Search the material for the word "size" and report each line where it turns up.

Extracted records
(begin)

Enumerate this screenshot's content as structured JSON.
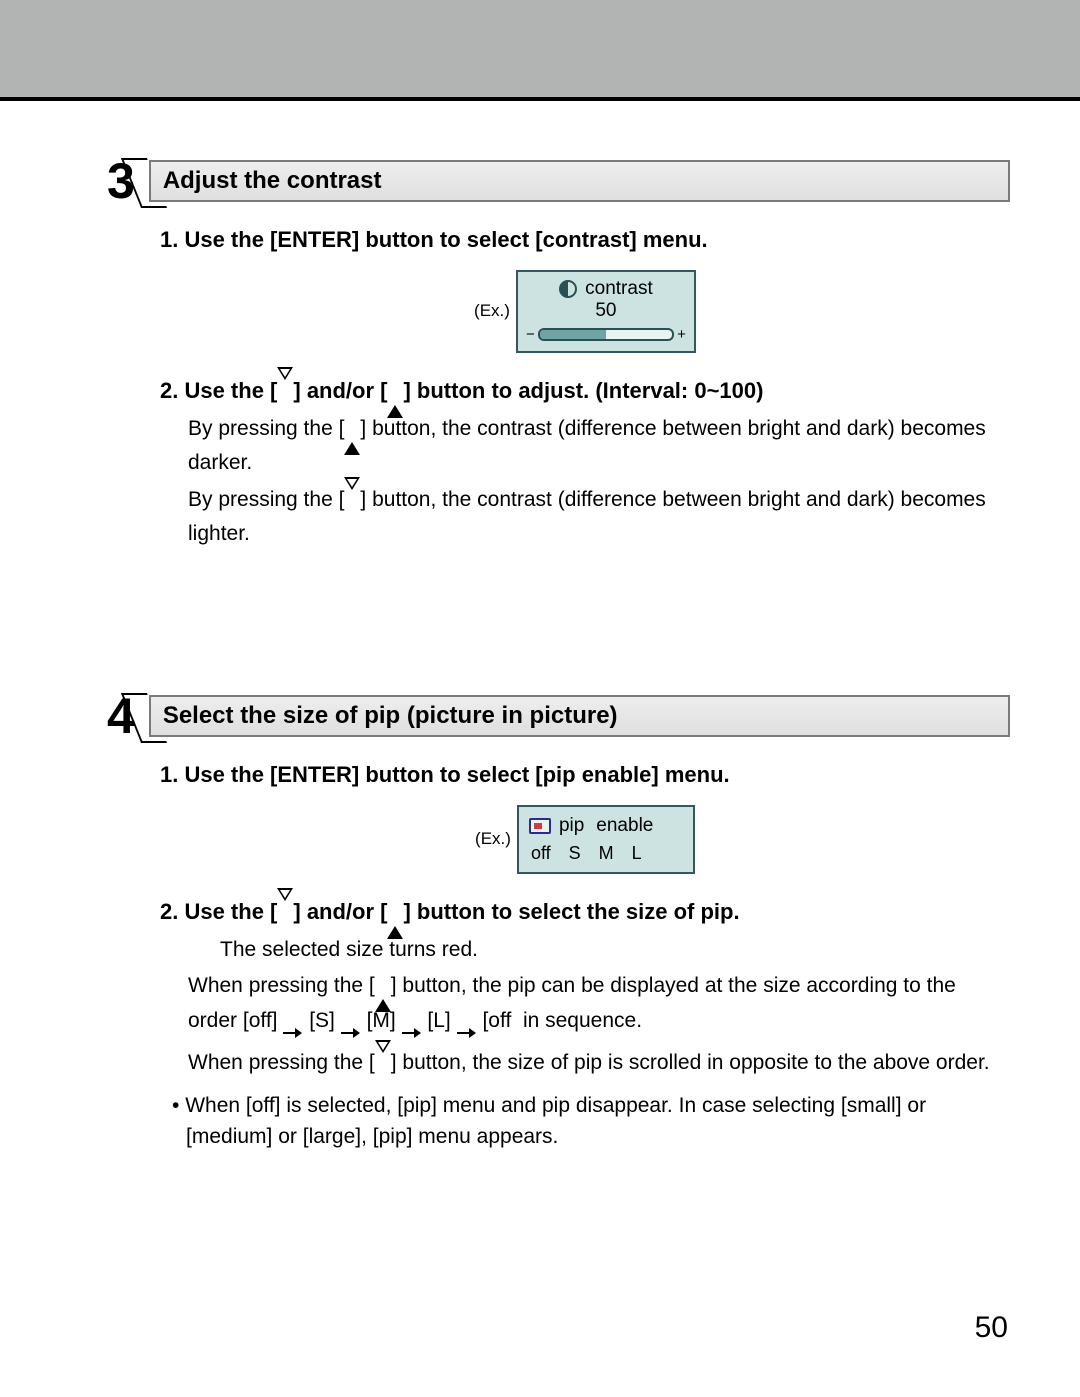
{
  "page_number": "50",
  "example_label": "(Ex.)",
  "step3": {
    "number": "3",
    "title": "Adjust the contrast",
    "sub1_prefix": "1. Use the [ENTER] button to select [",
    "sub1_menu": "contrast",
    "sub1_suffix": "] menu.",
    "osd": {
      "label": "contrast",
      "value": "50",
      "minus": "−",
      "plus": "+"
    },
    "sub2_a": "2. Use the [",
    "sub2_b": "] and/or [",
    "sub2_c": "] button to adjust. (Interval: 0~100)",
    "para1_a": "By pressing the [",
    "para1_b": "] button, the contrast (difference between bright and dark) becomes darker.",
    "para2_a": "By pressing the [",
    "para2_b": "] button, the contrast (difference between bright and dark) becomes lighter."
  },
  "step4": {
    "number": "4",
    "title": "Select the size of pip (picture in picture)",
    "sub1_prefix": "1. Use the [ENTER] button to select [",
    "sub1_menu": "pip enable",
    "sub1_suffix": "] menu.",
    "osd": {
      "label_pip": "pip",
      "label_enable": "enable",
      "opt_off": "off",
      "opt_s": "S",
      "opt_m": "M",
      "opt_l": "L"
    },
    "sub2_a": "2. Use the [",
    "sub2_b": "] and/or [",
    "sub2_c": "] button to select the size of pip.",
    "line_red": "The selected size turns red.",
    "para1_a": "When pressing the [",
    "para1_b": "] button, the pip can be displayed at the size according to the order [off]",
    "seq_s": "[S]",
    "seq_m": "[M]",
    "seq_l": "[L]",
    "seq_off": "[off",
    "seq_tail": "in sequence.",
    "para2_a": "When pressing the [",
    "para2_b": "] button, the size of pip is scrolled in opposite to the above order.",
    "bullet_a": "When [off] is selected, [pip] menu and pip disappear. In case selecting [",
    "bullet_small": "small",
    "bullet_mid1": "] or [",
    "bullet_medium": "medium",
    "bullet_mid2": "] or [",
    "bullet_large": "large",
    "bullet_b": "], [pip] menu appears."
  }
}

(end)
(begin)

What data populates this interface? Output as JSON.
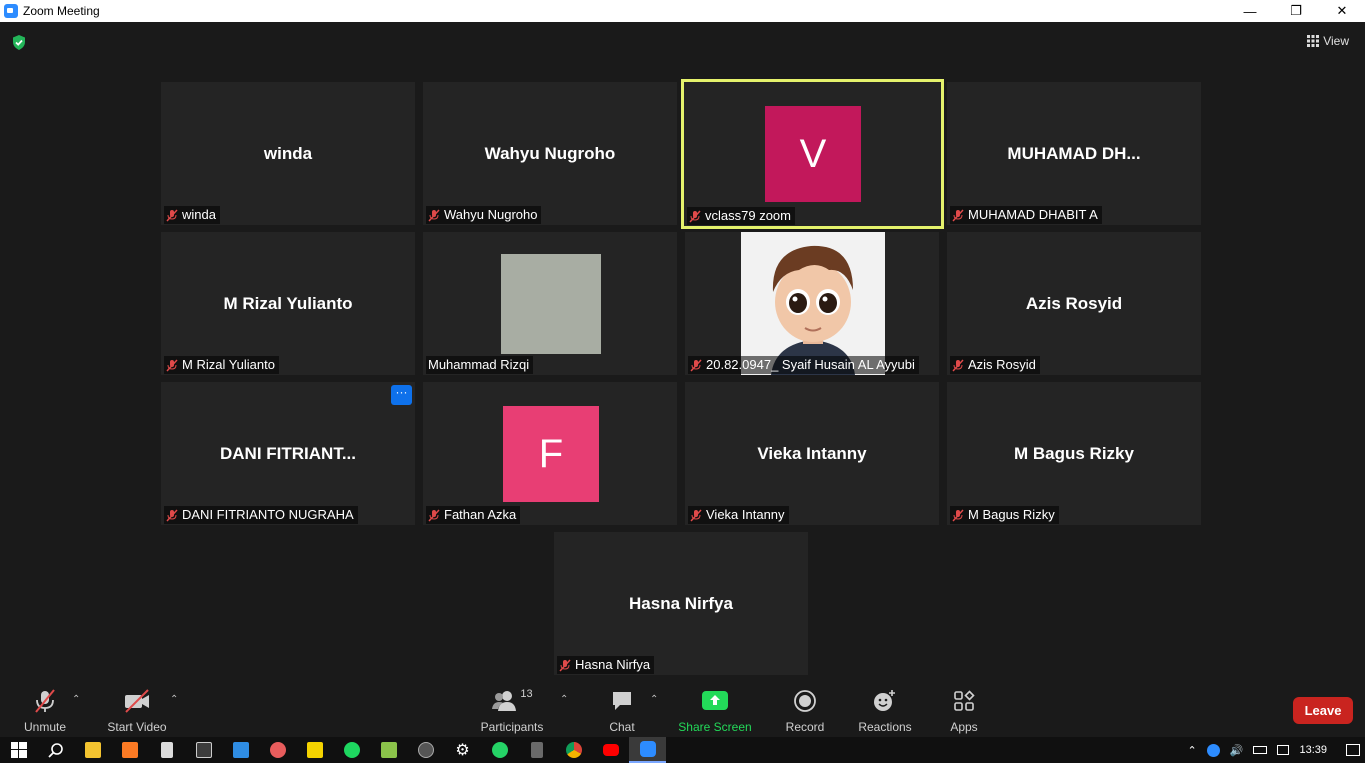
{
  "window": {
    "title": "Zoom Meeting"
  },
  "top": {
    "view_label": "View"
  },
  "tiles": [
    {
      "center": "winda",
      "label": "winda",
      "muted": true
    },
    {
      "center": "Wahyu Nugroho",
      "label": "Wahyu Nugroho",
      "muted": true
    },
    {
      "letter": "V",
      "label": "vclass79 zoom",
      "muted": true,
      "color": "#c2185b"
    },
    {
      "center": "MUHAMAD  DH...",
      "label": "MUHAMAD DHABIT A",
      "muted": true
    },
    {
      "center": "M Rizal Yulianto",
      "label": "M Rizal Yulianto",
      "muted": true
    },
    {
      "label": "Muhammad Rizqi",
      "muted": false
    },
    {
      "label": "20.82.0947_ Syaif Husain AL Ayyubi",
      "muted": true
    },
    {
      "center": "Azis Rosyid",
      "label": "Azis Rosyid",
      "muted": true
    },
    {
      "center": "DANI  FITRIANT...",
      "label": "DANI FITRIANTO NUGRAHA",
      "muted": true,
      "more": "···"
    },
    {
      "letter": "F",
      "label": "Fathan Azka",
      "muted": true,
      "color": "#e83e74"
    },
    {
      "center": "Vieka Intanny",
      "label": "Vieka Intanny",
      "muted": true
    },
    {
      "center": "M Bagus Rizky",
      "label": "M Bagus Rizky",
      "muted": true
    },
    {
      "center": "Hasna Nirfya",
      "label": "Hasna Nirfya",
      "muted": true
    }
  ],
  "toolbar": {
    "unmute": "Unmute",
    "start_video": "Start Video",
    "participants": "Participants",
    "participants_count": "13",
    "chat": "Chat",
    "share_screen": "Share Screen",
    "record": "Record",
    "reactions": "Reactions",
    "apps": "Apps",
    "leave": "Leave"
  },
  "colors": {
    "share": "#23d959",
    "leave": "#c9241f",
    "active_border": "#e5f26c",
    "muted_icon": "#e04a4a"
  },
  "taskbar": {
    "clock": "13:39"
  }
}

(end)

_OUTPUT OF THE TASK_
    "title": "Select the size of pip (picture in picture)",
    "sub2_c": "] button to select the size of pip.",
    "line_red": "The selected size turns red.",
    "para1_b": "] button, the pip can be displayed at the size according to the order [off]",
    "para2_b": "] button, the size of pip is scrolled in opposite to the above order.",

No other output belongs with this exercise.